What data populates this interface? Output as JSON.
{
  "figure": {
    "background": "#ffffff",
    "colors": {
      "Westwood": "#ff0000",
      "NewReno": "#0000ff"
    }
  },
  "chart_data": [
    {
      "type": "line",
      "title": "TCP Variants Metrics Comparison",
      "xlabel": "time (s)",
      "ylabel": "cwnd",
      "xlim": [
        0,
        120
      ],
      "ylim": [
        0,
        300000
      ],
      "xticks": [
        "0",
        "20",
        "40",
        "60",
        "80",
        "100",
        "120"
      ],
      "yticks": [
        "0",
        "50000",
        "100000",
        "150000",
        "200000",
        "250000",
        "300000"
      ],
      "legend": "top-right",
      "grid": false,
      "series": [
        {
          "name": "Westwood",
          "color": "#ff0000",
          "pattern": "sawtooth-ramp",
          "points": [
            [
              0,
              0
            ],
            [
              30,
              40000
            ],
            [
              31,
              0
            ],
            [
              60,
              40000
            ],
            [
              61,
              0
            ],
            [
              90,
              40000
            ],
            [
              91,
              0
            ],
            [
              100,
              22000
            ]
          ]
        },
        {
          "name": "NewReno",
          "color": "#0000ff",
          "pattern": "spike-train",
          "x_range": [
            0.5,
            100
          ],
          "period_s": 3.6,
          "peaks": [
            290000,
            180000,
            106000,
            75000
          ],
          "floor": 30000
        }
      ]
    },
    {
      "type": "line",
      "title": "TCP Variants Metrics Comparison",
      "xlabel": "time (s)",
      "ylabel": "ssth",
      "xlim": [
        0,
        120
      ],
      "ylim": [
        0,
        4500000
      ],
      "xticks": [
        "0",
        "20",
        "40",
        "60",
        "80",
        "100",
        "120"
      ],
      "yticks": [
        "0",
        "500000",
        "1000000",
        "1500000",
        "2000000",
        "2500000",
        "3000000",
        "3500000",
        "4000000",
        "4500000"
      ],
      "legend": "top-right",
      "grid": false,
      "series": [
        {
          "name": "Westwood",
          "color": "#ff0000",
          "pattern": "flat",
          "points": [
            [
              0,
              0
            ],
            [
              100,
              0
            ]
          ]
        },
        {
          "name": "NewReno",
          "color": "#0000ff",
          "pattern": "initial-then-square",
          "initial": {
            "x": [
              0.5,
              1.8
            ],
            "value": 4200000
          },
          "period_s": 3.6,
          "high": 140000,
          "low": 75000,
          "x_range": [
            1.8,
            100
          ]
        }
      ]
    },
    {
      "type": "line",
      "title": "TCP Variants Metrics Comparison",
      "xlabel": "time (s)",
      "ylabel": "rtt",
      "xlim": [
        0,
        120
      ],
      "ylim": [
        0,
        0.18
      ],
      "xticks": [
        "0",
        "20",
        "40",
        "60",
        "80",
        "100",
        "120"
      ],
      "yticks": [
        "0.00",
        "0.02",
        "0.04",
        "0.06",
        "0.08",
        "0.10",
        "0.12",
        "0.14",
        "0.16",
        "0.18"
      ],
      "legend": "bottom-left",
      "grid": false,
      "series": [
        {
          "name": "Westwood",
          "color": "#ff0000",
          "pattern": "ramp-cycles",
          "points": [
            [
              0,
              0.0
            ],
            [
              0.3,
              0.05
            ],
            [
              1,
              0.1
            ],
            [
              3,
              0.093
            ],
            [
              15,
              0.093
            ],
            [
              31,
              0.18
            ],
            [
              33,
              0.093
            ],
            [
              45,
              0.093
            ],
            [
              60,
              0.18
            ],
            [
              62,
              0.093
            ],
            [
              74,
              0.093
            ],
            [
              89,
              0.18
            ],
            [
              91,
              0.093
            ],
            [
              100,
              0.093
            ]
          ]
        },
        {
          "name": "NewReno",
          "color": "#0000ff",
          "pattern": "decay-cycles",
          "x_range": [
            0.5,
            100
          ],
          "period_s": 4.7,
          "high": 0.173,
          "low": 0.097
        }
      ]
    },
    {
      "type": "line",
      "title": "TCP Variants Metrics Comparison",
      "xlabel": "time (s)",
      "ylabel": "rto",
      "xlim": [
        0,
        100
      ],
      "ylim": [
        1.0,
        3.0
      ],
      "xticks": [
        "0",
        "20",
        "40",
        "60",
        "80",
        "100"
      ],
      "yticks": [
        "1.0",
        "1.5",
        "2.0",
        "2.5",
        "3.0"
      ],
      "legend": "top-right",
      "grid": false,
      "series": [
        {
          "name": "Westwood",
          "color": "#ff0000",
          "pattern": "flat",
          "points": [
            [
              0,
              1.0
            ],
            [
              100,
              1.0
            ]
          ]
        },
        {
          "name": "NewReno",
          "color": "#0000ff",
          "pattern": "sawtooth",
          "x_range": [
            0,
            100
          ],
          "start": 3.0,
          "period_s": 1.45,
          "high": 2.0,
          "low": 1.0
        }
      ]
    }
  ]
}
■ ■ ■ ■
What needs to be done> Copy the material above verbatim.

Task response>
What data populates this interface? Output as JSON.
{
  "figure": {
    "background": "#ffffff",
    "colors": {
      "Westwood": "#ff0000",
      "NewReno": "#0000ff"
    }
  },
  "chart_data": [
    {
      "type": "line",
      "title": "TCP Variants Metrics Comparison",
      "xlabel": "time (s)",
      "ylabel": "cwnd",
      "xlim": [
        0,
        120
      ],
      "ylim": [
        0,
        300000
      ],
      "xticks": [
        "0",
        "20",
        "40",
        "60",
        "80",
        "100",
        "120"
      ],
      "yticks": [
        "0",
        "50000",
        "100000",
        "150000",
        "200000",
        "250000",
        "300000"
      ],
      "legend": "top-right",
      "grid": false,
      "series": [
        {
          "name": "Westwood",
          "color": "#ff0000",
          "pattern": "sawtooth-ramp",
          "points": [
            [
              0,
              0
            ],
            [
              30,
              40000
            ],
            [
              31,
              0
            ],
            [
              60,
              40000
            ],
            [
              61,
              0
            ],
            [
              90,
              40000
            ],
            [
              91,
              0
            ],
            [
              100,
              22000
            ]
          ]
        },
        {
          "name": "NewReno",
          "color": "#0000ff",
          "pattern": "spike-train",
          "x_range": [
            0.5,
            100
          ],
          "period_s": 3.6,
          "peaks": [
            290000,
            180000,
            106000,
            75000
          ],
          "floor": 30000
        }
      ]
    },
    {
      "type": "line",
      "title": "TCP Variants Metrics Comparison",
      "xlabel": "time (s)",
      "ylabel": "ssth",
      "xlim": [
        0,
        120
      ],
      "ylim": [
        0,
        4500000
      ],
      "xticks": [
        "0",
        "20",
        "40",
        "60",
        "80",
        "100",
        "120"
      ],
      "yticks": [
        "0",
        "500000",
        "1000000",
        "1500000",
        "2000000",
        "2500000",
        "3000000",
        "3500000",
        "4000000",
        "4500000"
      ],
      "legend": "top-right",
      "grid": false,
      "series": [
        {
          "name": "Westwood",
          "color": "#ff0000",
          "pattern": "flat",
          "points": [
            [
              0,
              0
            ],
            [
              100,
              0
            ]
          ]
        },
        {
          "name": "NewReno",
          "color": "#0000ff",
          "pattern": "initial-then-square",
          "initial": {
            "x": [
              0.5,
              1.8
            ],
            "value": 4200000
          },
          "period_s": 3.6,
          "high": 140000,
          "low": 75000,
          "x_range": [
            1.8,
            100
          ]
        }
      ]
    },
    {
      "type": "line",
      "title": "TCP Variants Metrics Comparison",
      "xlabel": "time (s)",
      "ylabel": "rtt",
      "xlim": [
        0,
        120
      ],
      "ylim": [
        0,
        0.18
      ],
      "xticks": [
        "0",
        "20",
        "40",
        "60",
        "80",
        "100",
        "120"
      ],
      "yticks": [
        "0.00",
        "0.02",
        "0.04",
        "0.06",
        "0.08",
        "0.10",
        "0.12",
        "0.14",
        "0.16",
        "0.18"
      ],
      "legend": "bottom-left",
      "grid": false,
      "series": [
        {
          "name": "Westwood",
          "color": "#ff0000",
          "pattern": "ramp-cycles",
          "points": [
            [
              0,
              0.0
            ],
            [
              0.3,
              0.05
            ],
            [
              1,
              0.1
            ],
            [
              3,
              0.093
            ],
            [
              15,
              0.093
            ],
            [
              31,
              0.18
            ],
            [
              33,
              0.093
            ],
            [
              45,
              0.093
            ],
            [
              60,
              0.18
            ],
            [
              62,
              0.093
            ],
            [
              74,
              0.093
            ],
            [
              89,
              0.18
            ],
            [
              91,
              0.093
            ],
            [
              100,
              0.093
            ]
          ]
        },
        {
          "name": "NewReno",
          "color": "#0000ff",
          "pattern": "decay-cycles",
          "x_range": [
            0.5,
            100
          ],
          "period_s": 4.7,
          "high": 0.173,
          "low": 0.097
        }
      ]
    },
    {
      "type": "line",
      "title": "TCP Variants Metrics Comparison",
      "xlabel": "time (s)",
      "ylabel": "rto",
      "xlim": [
        0,
        100
      ],
      "ylim": [
        1.0,
        3.0
      ],
      "xticks": [
        "0",
        "20",
        "40",
        "60",
        "80",
        "100"
      ],
      "yticks": [
        "1.0",
        "1.5",
        "2.0",
        "2.5",
        "3.0"
      ],
      "legend": "top-right",
      "grid": false,
      "series": [
        {
          "name": "Westwood",
          "color": "#ff0000",
          "pattern": "flat",
          "points": [
            [
              0,
              1.0
            ],
            [
              100,
              1.0
            ]
          ]
        },
        {
          "name": "NewReno",
          "color": "#0000ff",
          "pattern": "sawtooth",
          "x_range": [
            0,
            100
          ],
          "start": 3.0,
          "period_s": 1.45,
          "high": 2.0,
          "low": 1.0
        }
      ]
    }
  ]
}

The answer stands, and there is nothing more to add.